Data items
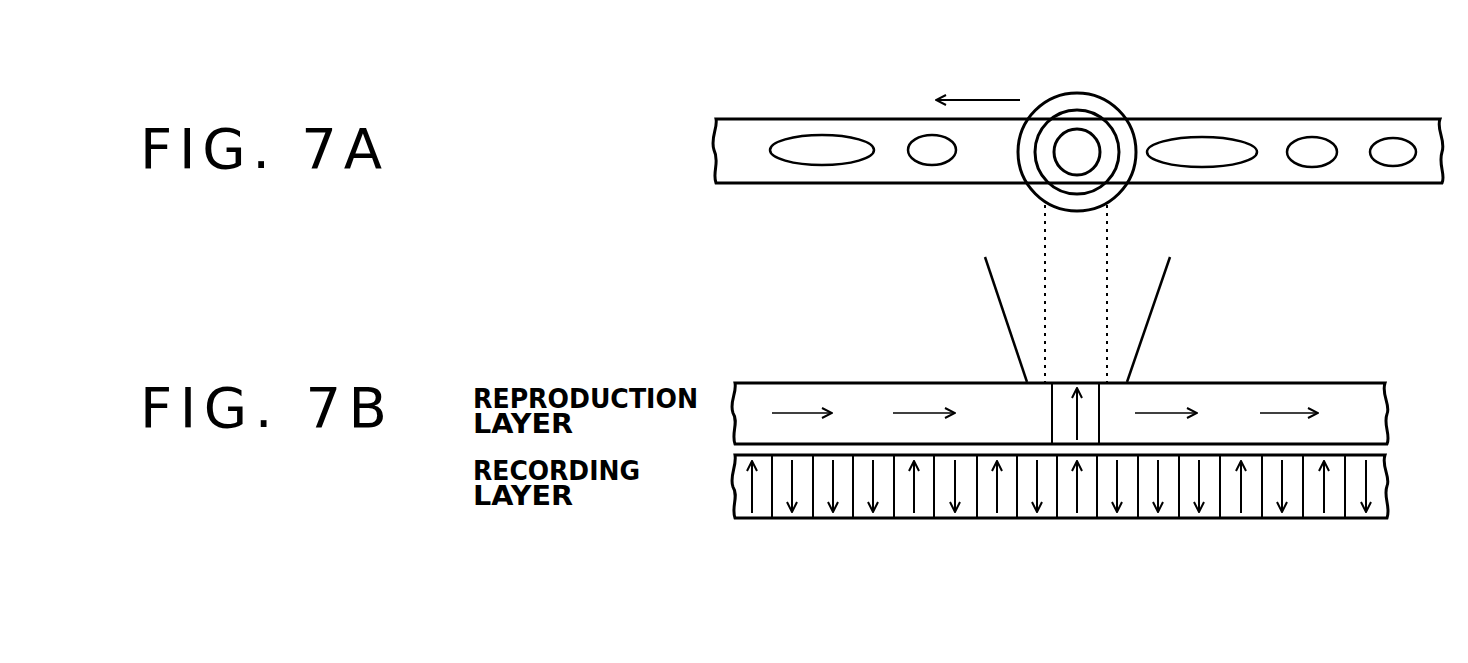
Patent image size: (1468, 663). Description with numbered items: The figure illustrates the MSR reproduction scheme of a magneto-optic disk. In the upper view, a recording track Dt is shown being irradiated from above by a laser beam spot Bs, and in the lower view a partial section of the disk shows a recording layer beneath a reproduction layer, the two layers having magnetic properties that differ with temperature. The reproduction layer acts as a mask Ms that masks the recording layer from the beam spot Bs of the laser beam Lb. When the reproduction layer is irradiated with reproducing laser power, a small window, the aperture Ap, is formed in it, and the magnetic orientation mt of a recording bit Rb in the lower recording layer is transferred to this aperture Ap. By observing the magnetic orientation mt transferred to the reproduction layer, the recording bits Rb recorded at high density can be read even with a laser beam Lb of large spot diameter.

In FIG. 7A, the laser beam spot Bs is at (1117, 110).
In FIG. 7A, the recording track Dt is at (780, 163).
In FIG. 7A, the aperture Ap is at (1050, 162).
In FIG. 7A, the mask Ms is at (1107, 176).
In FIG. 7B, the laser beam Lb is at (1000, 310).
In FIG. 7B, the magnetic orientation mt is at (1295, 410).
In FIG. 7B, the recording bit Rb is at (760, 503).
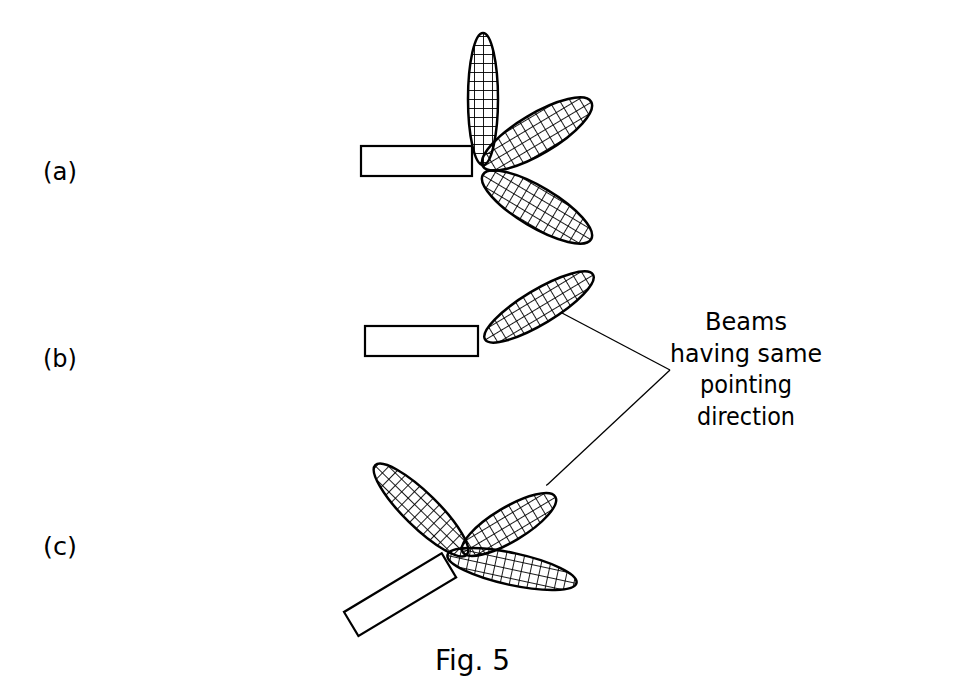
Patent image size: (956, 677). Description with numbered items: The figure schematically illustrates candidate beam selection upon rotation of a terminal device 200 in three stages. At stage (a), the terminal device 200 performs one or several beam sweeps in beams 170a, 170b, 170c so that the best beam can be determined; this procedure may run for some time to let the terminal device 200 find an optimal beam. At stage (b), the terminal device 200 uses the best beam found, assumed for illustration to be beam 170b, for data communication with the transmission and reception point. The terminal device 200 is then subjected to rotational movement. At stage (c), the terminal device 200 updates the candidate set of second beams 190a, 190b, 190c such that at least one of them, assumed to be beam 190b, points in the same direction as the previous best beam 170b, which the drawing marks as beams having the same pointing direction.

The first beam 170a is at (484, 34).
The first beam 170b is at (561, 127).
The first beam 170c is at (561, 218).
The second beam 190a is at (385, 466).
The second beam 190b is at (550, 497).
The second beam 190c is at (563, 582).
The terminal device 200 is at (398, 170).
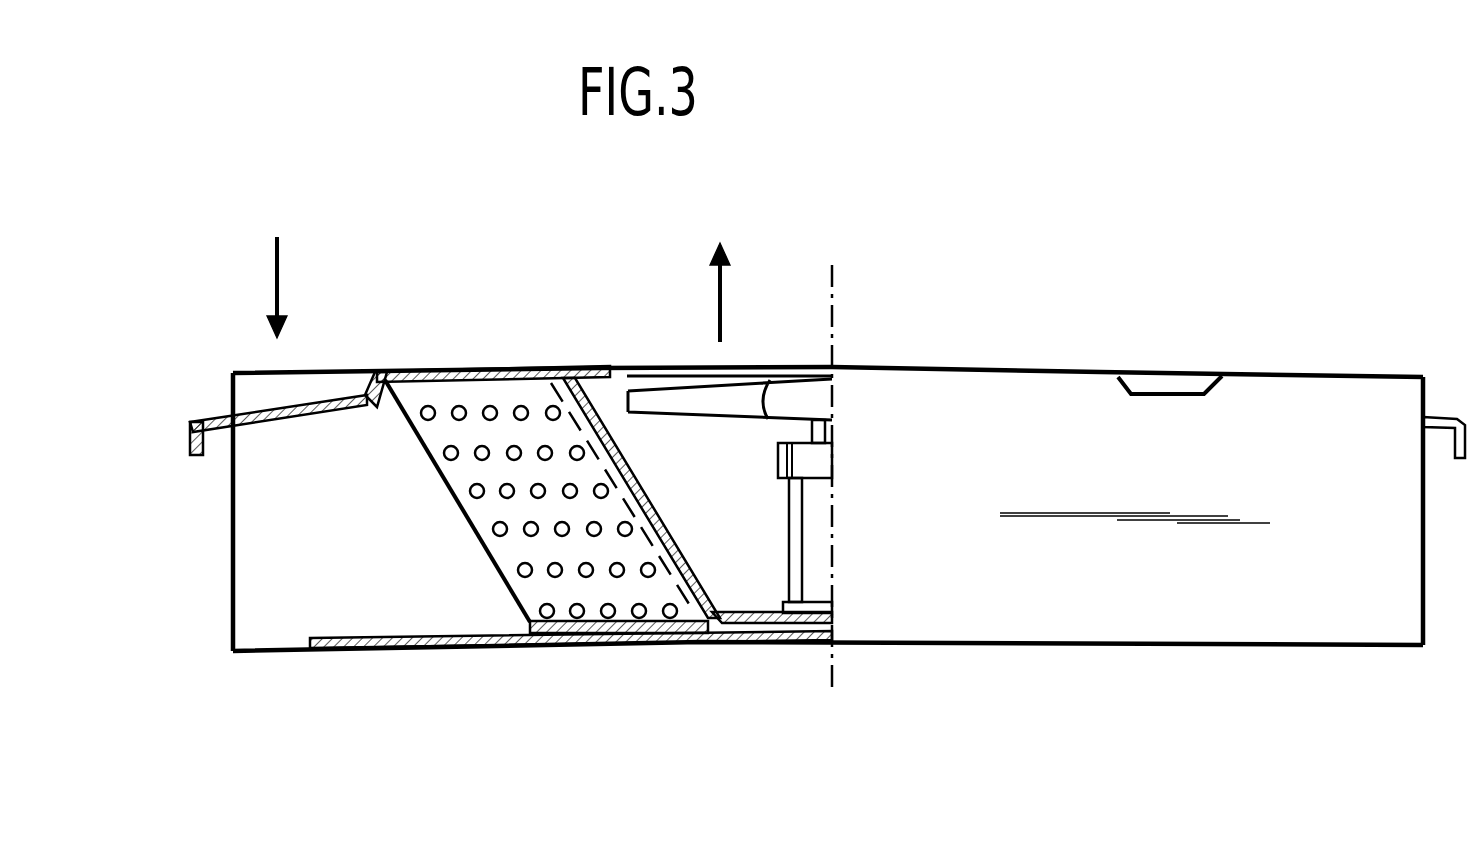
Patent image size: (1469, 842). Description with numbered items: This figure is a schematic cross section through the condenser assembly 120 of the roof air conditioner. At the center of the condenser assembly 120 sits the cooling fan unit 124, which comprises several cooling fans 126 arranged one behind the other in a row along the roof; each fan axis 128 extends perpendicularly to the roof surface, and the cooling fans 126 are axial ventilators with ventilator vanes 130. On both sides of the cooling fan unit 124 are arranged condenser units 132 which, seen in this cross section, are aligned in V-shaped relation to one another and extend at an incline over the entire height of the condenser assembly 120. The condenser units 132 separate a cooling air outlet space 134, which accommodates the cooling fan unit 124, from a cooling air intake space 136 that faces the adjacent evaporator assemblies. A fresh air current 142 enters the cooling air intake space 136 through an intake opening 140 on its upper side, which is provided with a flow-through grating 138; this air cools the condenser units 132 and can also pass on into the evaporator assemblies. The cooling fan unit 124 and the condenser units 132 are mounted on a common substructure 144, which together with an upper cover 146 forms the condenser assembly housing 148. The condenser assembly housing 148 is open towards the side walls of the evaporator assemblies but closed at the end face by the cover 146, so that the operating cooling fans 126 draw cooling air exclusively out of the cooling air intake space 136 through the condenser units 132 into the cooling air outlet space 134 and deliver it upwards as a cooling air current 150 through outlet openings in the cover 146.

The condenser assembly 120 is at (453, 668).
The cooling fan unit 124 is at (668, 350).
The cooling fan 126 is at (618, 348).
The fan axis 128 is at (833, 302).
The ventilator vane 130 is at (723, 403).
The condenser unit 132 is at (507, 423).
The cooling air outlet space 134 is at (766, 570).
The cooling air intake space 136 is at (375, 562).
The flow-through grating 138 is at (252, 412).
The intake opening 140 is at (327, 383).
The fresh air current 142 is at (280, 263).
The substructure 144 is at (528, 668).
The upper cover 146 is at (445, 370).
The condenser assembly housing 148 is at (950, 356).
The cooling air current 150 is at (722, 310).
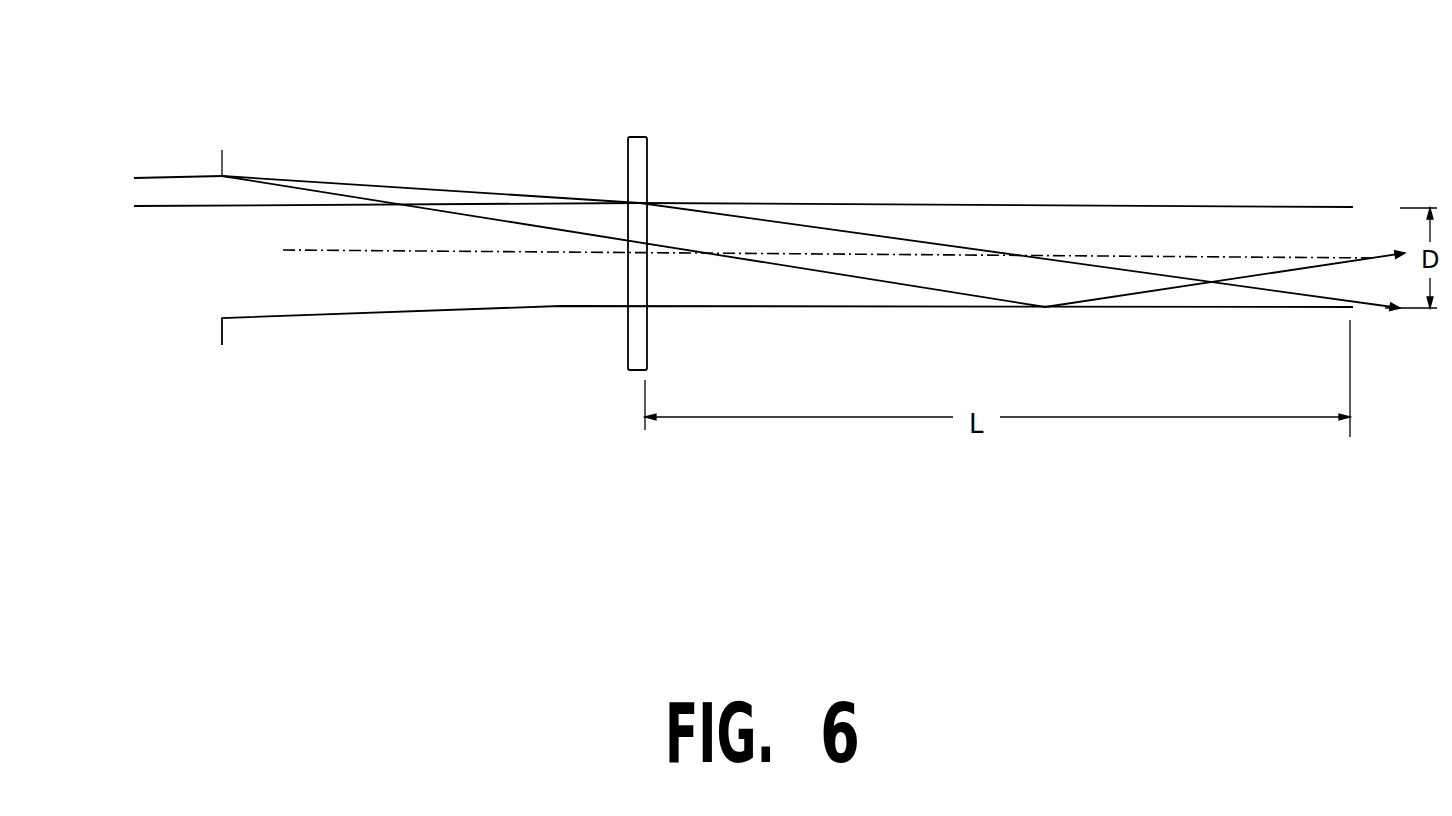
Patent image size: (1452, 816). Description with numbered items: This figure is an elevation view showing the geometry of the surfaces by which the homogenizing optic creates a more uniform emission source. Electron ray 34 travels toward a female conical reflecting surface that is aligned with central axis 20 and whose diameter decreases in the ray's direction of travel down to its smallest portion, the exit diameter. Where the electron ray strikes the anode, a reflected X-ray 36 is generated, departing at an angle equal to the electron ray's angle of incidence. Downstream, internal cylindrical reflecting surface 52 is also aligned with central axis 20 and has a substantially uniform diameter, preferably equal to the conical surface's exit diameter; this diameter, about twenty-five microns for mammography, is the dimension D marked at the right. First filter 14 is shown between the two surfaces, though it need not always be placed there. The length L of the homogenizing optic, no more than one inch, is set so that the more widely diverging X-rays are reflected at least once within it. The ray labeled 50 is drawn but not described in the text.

- Exercise details -
Quote the records word for word, starting at the beginning of the records and ending with the line that contains "In FIG. 7A, the recording". Leave the pictures out of your answer.

- Finished task -
Patent image size: (1468, 663). Description with numbered items: The figure illustrates the MSR reproduction scheme of a magneto-optic disk. In the upper view, a recording track Dt is shown being irradiated from above by a laser beam spot Bs, and in the lower view a partial section of the disk shows a recording layer beneath a reproduction layer, the two layers having magnetic properties that differ with temperature. The reproduction layer acts as a mask Ms that masks the recording layer from the beam spot Bs of the laser beam Lb. When the reproduction layer is irradiated with reproducing laser power, a small window, the aperture Ap, is formed in it, and the magnetic orientation mt of a recording bit Rb in the lower recording layer is transferred to this aperture Ap. By observing the magnetic orientation mt transferred to the reproduction layer, the recording bits Rb recorded at high density can be read even with a laser beam Lb of large spot diameter.

In FIG. 7A, the laser beam spot Bs is at (1117, 110).
In FIG. 7A, the recording track Dt is at (780, 163).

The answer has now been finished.